# DIRECTIONS FOR THIS TASK
Report, as a bare number, how many lines contain the string "color".

# THE RECORDS
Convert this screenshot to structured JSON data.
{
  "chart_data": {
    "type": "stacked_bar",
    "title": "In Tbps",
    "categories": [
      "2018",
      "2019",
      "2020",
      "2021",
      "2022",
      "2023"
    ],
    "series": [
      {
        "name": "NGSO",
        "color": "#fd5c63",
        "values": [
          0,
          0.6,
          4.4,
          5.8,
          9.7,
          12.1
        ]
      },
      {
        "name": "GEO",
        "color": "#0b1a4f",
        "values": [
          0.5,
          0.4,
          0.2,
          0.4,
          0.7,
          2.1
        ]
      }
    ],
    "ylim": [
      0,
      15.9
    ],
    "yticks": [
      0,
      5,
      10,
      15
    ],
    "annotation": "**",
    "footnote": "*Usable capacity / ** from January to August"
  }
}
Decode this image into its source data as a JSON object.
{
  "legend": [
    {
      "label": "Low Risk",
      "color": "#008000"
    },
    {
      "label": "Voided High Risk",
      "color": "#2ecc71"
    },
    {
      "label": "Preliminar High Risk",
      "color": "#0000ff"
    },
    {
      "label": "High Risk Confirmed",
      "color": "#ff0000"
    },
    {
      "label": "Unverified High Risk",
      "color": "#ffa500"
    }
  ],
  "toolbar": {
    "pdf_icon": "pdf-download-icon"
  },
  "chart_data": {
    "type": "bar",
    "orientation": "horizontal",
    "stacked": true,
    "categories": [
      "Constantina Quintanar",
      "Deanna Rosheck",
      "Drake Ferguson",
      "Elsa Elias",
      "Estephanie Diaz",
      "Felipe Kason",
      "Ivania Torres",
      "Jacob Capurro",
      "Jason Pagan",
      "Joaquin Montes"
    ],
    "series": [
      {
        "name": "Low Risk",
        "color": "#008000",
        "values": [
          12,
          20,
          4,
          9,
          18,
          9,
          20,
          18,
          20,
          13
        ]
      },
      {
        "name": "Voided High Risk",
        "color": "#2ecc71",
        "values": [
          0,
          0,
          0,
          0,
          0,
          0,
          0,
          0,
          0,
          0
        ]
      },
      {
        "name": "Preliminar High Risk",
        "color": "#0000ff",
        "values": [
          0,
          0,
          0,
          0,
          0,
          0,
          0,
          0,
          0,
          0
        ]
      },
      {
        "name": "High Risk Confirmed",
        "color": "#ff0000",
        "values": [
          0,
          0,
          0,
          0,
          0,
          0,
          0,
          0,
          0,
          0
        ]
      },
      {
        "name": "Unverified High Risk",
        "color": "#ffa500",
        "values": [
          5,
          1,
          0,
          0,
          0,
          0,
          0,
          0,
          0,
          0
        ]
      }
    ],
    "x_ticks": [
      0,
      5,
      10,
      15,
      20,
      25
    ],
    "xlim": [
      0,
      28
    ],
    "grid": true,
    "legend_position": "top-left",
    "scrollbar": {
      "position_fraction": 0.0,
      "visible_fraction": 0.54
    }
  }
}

# TASK RESPONSE
12